(Records contained in a dataset)
........

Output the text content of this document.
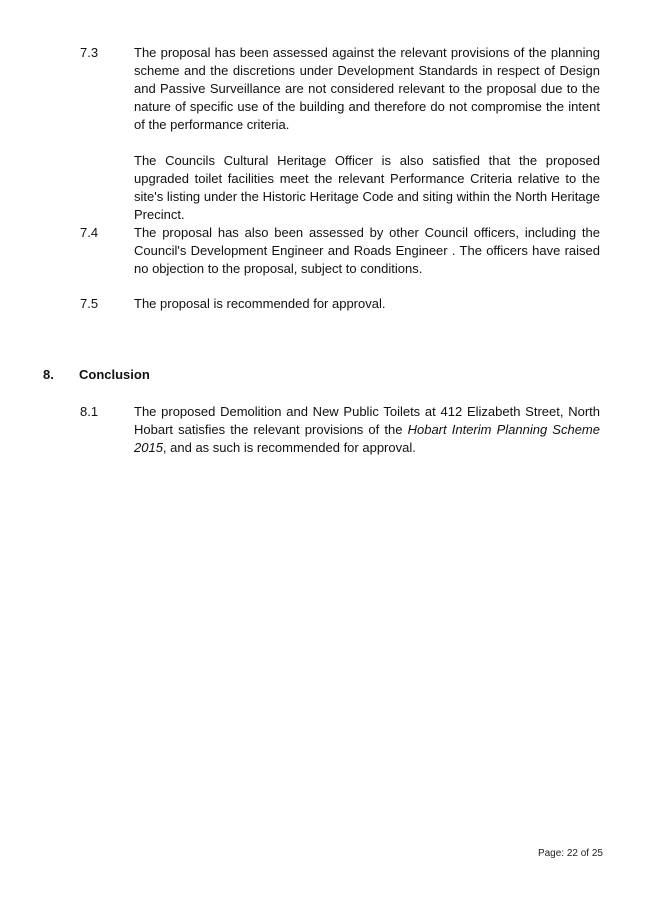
7.3	The proposal has been assessed against the relevant provisions of the planning scheme and the discretions under Development Standards in respect of Design and Passive Surveillance are not considered relevant to the proposal due to the nature of specific use of the building and therefore do not compromise the intent of the performance criteria.

The Councils Cultural Heritage Officer is also satisfied that the proposed upgraded toilet facilities meet the relevant Performance Criteria relative to the site's listing under the Historic Heritage Code and siting within the North Heritage Precinct.

7.4	The proposal has also been assessed by other Council officers, including the Council's Development Engineer and Roads Engineer . The officers have raised no objection to the proposal, subject to conditions.

7.5	The proposal is recommended for approval.

8. Conclusion
8.1	The proposed Demolition and New Public Toilets at 412 Elizabeth Street, North Hobart satisfies the relevant provisions of the Hobart Interim Planning Scheme 2015, and as such is recommended for approval.

Page: 22 of 25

........

**WORK REQUIRED:**
Pull out every line in the material above where "proposed" occurs.

**REPLY:**
The Councils Cultural Heritage Officer is also satisfied that the proposed upgraded toilet facilities meet the relevant Performance Criteria relative to the site's listing under the Historic Heritage Code and siting within the North Heritage Precinct.
8.1	The proposed Demolition and New Public Toilets at 412 Elizabeth Street, North Hobart satisfies the relevant provisions of the Hobart Interim Planning Scheme 2015, and as such is recommended for approval.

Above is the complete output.